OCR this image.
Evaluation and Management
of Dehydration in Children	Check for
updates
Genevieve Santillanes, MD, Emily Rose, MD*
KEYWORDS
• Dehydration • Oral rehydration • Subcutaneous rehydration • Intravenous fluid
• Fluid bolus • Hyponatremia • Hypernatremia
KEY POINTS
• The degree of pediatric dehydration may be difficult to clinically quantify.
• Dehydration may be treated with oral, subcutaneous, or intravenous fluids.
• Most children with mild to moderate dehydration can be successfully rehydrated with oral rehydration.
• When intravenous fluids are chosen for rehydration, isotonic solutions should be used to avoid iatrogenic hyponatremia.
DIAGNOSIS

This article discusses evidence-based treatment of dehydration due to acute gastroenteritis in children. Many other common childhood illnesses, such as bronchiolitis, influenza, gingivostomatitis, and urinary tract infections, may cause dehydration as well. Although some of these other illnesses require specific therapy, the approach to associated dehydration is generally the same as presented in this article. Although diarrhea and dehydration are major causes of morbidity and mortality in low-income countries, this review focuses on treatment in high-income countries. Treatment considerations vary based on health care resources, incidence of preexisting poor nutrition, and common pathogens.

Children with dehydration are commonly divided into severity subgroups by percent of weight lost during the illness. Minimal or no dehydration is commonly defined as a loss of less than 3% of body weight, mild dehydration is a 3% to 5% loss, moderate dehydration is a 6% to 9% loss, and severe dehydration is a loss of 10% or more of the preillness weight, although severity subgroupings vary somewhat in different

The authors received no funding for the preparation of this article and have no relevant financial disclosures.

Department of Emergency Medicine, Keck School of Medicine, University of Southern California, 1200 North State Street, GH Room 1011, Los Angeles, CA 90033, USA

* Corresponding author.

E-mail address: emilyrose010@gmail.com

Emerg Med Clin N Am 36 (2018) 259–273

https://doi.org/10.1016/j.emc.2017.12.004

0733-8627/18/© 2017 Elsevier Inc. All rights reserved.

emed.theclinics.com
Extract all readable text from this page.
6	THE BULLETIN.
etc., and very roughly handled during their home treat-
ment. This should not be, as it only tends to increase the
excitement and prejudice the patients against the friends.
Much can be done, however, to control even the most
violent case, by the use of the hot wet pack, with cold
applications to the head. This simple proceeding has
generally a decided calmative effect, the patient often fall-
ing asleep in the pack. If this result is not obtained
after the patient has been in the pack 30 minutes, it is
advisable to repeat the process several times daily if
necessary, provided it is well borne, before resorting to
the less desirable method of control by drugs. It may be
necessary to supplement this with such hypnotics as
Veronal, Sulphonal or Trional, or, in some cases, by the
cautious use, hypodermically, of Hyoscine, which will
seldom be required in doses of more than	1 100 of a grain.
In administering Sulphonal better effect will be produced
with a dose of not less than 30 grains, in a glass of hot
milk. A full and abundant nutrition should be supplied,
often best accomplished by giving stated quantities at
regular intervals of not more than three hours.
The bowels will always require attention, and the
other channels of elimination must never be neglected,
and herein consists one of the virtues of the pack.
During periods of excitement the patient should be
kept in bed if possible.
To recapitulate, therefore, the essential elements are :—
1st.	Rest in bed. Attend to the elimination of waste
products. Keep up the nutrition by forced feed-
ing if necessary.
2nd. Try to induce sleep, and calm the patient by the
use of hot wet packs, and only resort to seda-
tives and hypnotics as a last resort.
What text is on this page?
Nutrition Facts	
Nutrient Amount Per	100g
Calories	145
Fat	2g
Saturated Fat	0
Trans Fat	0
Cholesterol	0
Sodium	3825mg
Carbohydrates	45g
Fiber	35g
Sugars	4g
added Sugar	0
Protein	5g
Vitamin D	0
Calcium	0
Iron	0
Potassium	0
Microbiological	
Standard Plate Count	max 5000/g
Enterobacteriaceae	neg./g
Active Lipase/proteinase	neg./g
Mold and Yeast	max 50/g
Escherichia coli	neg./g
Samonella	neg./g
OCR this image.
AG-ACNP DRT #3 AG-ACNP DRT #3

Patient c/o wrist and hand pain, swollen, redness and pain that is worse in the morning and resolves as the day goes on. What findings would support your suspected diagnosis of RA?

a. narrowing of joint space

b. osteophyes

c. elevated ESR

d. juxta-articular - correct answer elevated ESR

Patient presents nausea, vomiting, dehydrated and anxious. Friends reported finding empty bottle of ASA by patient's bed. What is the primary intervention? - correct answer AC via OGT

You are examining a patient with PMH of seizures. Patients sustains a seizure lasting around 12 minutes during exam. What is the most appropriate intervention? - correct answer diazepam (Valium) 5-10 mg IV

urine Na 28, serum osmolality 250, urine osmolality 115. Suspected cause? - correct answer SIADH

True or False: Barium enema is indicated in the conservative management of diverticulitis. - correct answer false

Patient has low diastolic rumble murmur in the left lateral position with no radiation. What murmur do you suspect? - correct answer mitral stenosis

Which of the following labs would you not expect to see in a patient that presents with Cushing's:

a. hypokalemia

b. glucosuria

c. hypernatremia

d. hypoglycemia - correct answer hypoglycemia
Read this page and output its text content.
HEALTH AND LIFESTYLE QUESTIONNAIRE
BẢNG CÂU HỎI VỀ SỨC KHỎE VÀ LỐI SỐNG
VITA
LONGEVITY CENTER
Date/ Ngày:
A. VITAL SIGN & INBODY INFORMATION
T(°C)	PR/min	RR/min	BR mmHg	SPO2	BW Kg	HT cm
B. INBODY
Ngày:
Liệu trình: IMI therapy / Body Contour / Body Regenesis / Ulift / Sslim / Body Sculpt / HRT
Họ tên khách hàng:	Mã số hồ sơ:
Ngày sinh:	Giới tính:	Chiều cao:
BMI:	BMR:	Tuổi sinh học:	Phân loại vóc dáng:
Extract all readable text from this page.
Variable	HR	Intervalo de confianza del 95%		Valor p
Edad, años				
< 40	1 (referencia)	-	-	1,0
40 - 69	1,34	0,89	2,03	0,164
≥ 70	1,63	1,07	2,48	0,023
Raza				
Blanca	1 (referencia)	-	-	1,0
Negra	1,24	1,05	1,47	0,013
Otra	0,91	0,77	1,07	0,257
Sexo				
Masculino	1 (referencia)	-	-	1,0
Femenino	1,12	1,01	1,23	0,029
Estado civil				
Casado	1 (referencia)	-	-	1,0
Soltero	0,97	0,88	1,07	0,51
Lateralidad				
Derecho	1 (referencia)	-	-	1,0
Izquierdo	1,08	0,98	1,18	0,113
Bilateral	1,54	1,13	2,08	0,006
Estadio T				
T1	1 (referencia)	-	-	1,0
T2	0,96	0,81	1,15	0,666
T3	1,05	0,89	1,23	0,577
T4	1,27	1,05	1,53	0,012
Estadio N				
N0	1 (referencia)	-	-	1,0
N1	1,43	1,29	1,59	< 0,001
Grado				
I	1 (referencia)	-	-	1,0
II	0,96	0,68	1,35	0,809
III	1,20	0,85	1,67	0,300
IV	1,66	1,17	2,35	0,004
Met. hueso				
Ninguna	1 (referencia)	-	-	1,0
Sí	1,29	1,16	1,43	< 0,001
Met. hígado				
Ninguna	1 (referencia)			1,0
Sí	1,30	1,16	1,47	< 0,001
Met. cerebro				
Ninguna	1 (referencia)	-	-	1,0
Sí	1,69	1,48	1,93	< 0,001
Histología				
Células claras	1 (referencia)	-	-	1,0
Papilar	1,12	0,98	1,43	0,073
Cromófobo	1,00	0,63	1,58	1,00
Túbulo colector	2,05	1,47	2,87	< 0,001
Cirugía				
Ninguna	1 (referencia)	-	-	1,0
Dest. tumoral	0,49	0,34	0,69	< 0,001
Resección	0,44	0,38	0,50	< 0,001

++++++

EXERCISE: Retrieve every line above holding the word "INBODY".

WRITTEN SOLUTION:
A. VITAL SIGN & INBODY INFORMATION
B. INBODY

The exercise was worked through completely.